-- START OF Source extract --
4 Ways to Train That Don’t Involve Running

Between parties, late-night shopping, long to-do lists, work, kids, and the normal day-to-day routine, it’s easy to see how a strict running schedule might have gotten off course during the holidays. And even with the New Years behind us, you may be having a hard time getting back on track. In times like these, it can be helpful to shelve your running shoes (just for a little while) and try something new when it comes to ways to train.

And, you won’t completely derail your progress just because you take a break from pounding the pavement. In fact, a planned break from running may be exactly what your body needs. Here are four ways to train that don’t involve running:

Indoor Cycling

Runners of all levels can benefit from indoor cycling. Not only does it take the impact off of your knees and hips, but performing high-intensity intervals is also an effective way to improve running performance. If you have access to a spin class, get yourself in there at least two times a week. But no worries if you don’t. An upright bike (it doesn’t have to be a spin bike) will still challenge your cardiovascular system and strengthen your legs—something every runner needs.
-- END OF Source extract --
▶ _Goals_:
1 – List every item the first paragraph of the article on training without running names as something that can knock a running schedule off course during the holidays.
2 – From the article on training without running, write out the part that opens with the words containing "Between parties, late-night" and closes with "ways to train.".
-- START OF Source data --
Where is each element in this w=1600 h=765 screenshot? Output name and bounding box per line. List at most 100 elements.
-- END OF Source data --
▶ _Results of the exercise_:
1 –
Parties
Late-night shopping
Long to-do lists
Work
Kids
The normal day-to-day routine

2 –
Between parties, late-night shopping, long to-do lists, work, kids, and the normal day-to-day routine, it’s easy to see how a strict running schedule might have gotten off course during the holidays. And even with the New Years behind us, you may be having a hard time getting back on track. In times like these, it can be helpful to shelve your running shoes (just for a little while) and try something new when it comes to ways to train.